### WORK TO COMPLETE
Quote every sentence in the body of the blog post below, not counting its title, that mentions Warwick.

### DOCUMENT
----------------------------------------
Mental Health & Wellbeing During a Warwick Degree
Hi guys, I hope you’re all well, and happy first day of the month! Today’s blog is going to focus on mental health, and some of the ways you can look after your wellbeing while at Warwick. As always, feel free to comment any questions or whatever else you want to share down below! x
Before coming to Warwick, a heavy workload in my degree was something that I not only expected, but was also motivated by. One of the reasons I chose PPE at Warwick was because both the university and the degree were known to be challenging, and I wanted to be in an academic environment where I knew I would be challenged. Warwick and PPE have definitely met these expectations, and although I’ve really enjoyed a lot of my degree, there have also been times when academic stress and pressure have made it anything but enjoyable.
----------------------------------------
### PROVIDED RECORDS
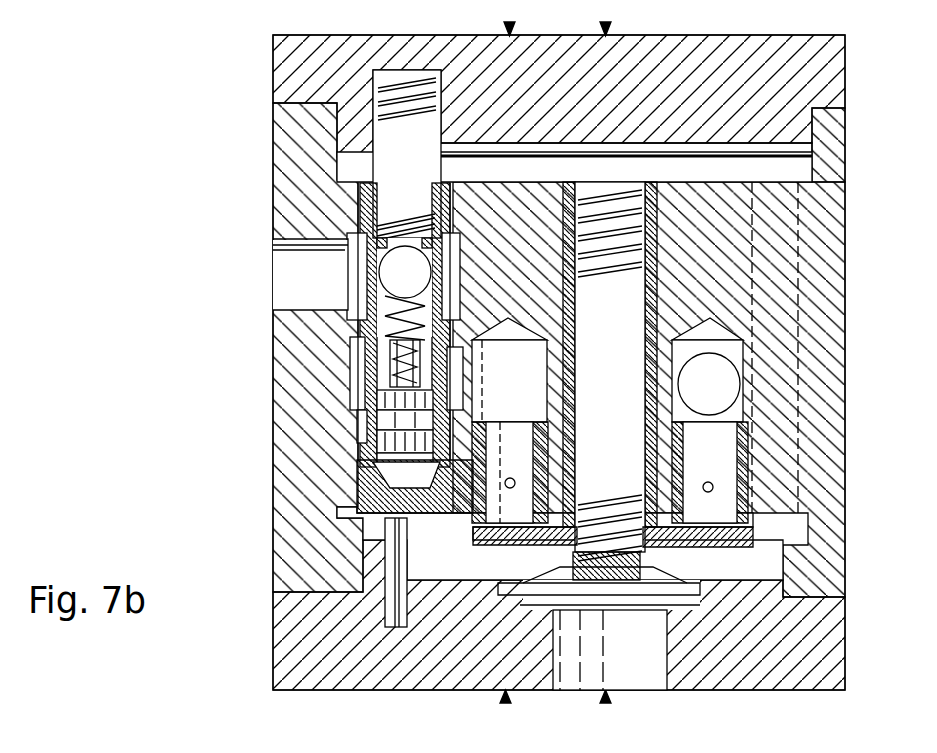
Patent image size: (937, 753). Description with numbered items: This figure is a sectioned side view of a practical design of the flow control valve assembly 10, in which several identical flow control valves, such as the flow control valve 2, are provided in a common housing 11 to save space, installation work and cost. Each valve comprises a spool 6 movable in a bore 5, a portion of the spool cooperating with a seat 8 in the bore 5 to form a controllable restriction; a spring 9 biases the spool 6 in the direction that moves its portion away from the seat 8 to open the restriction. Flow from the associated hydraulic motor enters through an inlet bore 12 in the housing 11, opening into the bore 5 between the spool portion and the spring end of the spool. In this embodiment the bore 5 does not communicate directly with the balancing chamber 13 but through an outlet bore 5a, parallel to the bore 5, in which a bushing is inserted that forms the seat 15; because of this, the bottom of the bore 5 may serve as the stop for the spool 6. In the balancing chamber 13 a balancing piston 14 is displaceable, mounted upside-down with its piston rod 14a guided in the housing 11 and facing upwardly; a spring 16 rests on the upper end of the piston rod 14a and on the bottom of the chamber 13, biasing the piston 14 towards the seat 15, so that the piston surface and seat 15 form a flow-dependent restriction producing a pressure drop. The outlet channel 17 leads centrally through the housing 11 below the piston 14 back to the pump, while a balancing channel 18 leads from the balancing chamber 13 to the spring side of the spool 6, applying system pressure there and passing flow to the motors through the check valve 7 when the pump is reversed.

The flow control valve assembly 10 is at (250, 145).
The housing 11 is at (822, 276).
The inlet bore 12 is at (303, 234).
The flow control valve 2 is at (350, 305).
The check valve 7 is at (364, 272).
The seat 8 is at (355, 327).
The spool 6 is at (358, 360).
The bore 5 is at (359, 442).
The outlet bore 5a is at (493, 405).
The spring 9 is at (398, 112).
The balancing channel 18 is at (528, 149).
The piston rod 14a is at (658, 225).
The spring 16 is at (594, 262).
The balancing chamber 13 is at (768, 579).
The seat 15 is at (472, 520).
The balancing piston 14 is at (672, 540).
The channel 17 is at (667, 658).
----------------------------------------
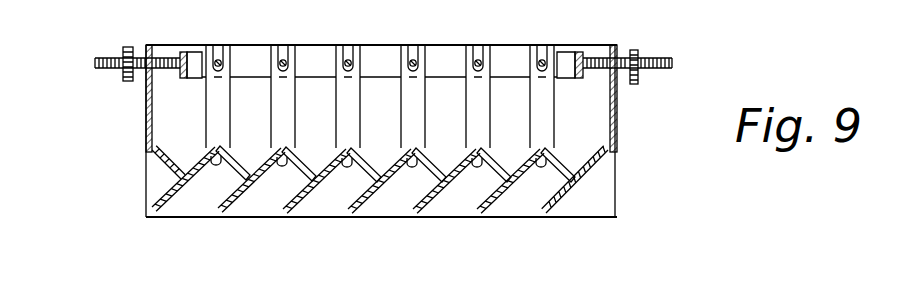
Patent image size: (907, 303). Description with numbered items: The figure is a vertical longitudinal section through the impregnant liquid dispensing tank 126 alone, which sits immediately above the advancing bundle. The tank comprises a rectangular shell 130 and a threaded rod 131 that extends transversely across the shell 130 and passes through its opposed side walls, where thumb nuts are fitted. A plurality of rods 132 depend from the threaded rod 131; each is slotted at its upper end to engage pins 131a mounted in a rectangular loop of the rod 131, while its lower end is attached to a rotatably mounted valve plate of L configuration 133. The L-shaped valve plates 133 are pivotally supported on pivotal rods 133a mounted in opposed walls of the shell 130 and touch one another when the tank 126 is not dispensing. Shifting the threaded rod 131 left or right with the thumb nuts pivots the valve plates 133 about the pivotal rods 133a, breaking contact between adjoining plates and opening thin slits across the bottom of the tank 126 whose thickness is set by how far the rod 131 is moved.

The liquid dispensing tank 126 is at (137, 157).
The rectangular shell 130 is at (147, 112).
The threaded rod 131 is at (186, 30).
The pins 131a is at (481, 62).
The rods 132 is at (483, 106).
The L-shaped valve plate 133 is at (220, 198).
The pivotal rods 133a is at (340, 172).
----------------------------------------
### EXPECTED OUTPUT
- "Today’s blog is going to focus on mental health, and some of the ways you can look after your wellbeing while at Warwick."
- "Before coming to Warwick, a heavy workload in my degree was something that I not only expected, but was also motivated by."
- "One of the reasons I chose PPE at Warwick was because both the university and the degree were known to be challenging, and I wanted to be in an academic environment where I knew I would be challenged."
- "Warwick and PPE have definitely met these expectations, and although I’ve really enjoyed a lot of my degree, there have also been times when academic stress and pressure have made it anything but enjoyable."